Instruction: Pick out each line in these entries that contains the string "Master".

Available records:
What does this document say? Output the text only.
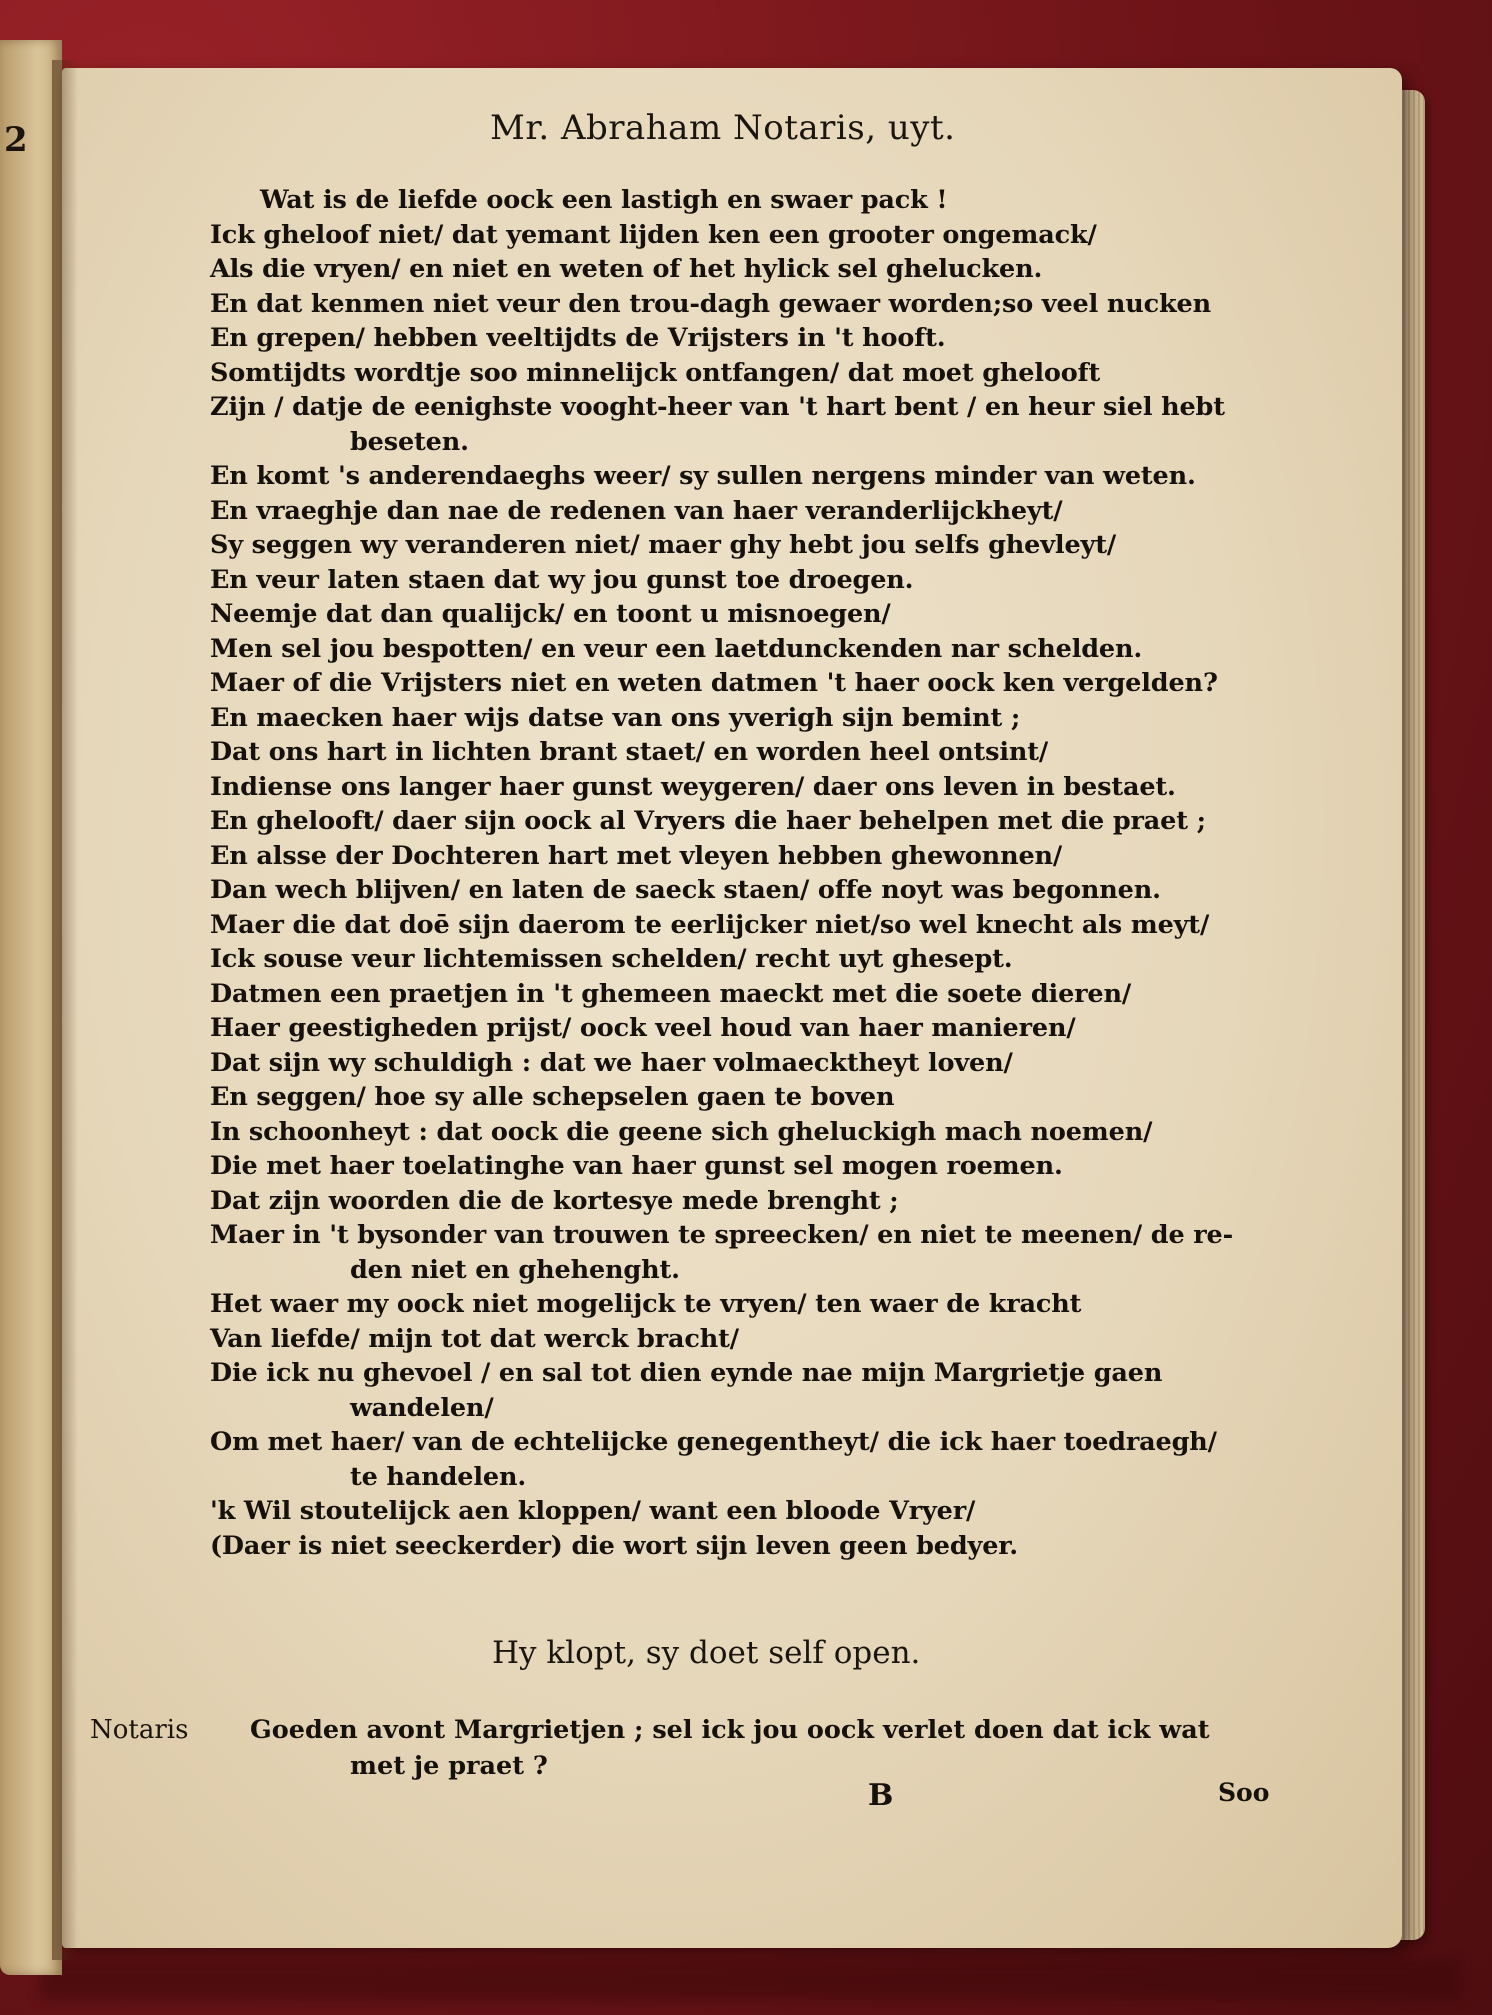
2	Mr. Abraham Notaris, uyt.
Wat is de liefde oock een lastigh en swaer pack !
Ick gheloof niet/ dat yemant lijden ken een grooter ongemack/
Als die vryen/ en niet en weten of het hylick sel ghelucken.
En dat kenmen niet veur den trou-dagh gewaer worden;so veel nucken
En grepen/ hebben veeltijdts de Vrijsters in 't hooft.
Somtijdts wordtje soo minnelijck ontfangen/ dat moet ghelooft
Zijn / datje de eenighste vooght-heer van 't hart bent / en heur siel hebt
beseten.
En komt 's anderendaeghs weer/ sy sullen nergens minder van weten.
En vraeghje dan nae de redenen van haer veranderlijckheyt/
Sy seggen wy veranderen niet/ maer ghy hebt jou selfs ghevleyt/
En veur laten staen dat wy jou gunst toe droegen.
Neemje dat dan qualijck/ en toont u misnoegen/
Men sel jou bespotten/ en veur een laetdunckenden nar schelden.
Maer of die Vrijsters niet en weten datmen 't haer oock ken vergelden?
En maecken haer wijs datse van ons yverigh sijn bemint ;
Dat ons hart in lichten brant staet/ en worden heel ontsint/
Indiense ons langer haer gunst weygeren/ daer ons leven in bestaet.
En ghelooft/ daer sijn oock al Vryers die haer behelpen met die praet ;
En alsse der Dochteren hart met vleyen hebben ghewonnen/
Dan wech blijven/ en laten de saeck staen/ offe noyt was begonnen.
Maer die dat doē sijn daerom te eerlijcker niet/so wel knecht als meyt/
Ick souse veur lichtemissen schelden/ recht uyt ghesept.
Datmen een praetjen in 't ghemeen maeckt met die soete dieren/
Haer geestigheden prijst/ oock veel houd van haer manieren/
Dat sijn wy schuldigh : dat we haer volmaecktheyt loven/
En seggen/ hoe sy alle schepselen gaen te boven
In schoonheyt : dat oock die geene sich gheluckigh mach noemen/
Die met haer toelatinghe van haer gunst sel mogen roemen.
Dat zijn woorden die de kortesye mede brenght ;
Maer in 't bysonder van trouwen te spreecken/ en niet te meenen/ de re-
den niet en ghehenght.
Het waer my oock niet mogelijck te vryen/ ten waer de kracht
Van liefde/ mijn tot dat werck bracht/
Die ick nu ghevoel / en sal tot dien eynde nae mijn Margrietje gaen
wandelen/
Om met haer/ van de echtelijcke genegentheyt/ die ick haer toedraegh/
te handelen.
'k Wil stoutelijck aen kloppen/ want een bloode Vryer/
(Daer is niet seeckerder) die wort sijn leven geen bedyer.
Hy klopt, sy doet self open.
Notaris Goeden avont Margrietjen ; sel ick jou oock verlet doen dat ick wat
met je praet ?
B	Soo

...

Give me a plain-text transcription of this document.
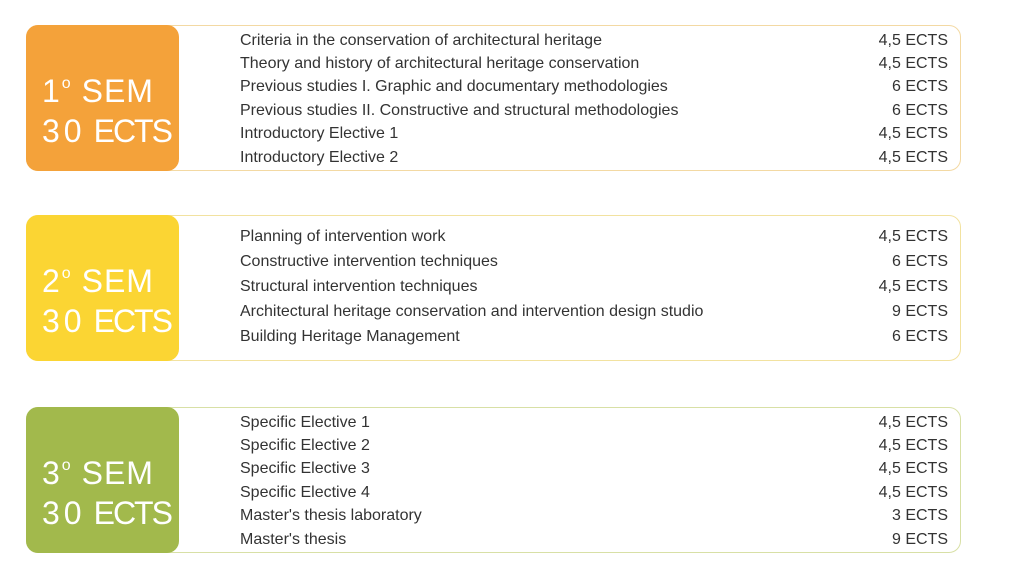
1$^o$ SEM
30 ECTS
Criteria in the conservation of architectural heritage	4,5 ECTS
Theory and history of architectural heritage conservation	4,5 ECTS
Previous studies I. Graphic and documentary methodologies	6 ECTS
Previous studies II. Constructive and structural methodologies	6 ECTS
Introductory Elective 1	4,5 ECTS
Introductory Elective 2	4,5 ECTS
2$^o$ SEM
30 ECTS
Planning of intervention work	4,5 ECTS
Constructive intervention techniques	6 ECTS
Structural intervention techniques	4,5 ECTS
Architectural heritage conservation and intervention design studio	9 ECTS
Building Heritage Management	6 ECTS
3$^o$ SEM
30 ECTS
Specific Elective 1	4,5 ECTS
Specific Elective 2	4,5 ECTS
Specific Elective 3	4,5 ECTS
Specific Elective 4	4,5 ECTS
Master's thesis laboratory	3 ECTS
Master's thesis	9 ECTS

Exercise result:
Master's thesis laboratory	3 ECTS
Master's thesis	9 ECTS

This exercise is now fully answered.